Stated exercise | Copy out the data that opens with the line containing "Detect and localize" and closes with the line containing "button[interactable] <box>148 11 164 28</box>", renaming "Savings" to "Reserve" and leaving everything else as it is.

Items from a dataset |

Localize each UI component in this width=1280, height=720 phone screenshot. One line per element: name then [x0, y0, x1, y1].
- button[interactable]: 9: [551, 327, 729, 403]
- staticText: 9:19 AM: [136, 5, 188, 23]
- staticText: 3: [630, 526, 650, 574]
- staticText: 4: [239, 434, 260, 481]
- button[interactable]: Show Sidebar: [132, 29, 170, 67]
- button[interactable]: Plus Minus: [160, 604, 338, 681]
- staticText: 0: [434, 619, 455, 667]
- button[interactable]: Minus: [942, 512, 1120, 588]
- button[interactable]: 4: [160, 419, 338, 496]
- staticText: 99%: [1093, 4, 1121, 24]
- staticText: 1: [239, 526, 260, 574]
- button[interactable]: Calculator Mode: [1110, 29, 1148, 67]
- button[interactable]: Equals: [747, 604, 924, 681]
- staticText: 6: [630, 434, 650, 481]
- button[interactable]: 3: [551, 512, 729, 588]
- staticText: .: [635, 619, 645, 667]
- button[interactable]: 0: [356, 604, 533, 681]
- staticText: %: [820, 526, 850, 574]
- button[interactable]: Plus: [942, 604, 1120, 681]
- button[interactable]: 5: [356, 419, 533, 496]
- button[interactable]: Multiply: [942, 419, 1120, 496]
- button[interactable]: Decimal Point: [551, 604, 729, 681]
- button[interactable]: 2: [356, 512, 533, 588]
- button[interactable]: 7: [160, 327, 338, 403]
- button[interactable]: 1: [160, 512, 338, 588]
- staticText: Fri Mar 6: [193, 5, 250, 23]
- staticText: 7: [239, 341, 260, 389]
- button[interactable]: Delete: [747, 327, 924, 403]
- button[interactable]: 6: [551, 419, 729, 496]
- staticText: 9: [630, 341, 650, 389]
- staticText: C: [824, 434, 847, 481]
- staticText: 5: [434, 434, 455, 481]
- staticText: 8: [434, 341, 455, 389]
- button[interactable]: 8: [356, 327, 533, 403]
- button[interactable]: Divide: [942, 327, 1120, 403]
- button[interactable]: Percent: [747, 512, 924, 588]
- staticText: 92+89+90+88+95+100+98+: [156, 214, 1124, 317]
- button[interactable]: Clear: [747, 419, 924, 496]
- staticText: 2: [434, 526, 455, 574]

--

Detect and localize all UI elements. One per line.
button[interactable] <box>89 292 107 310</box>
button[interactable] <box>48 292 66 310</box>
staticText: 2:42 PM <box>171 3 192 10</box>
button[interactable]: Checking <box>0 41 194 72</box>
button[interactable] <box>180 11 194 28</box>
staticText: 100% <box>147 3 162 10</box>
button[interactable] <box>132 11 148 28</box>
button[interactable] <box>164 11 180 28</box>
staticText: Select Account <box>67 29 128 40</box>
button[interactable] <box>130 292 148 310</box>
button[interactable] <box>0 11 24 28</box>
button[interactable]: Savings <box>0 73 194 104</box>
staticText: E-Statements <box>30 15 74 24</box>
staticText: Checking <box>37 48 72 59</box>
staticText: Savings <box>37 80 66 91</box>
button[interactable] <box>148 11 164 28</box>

==

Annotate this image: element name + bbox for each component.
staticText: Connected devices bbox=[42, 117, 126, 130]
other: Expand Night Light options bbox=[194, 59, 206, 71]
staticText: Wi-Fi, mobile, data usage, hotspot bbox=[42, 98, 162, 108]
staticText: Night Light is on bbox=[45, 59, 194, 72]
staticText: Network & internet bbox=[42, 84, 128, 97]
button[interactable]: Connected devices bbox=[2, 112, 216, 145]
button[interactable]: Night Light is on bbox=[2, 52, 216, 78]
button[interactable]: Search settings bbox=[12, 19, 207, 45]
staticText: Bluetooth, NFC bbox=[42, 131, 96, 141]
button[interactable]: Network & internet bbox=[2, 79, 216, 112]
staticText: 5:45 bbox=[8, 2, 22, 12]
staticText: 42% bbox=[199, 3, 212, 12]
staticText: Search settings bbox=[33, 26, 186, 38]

Solution for this problem |
Detect and localize all UI elements. One per line.
button[interactable] <box>89 292 107 310</box>
button[interactable] <box>48 292 66 310</box>
staticText: 2:42 PM <box>171 3 192 10</box>
button[interactable]: Checking <box>0 41 194 72</box>
button[interactable] <box>180 11 194 28</box>
staticText: 100% <box>147 3 162 10</box>
button[interactable] <box>132 11 148 28</box>
button[interactable] <box>164 11 180 28</box>
staticText: Select Account <box>67 29 128 40</box>
button[interactable] <box>130 292 148 310</box>
button[interactable] <box>0 11 24 28</box>
button[interactable]: Reserve <box>0 73 194 104</box>
staticText: E-Statements <box>30 15 74 24</box>
staticText: Checking <box>37 48 72 59</box>
staticText: Reserve <box>37 80 66 91</box>
button[interactable] <box>148 11 164 28</box>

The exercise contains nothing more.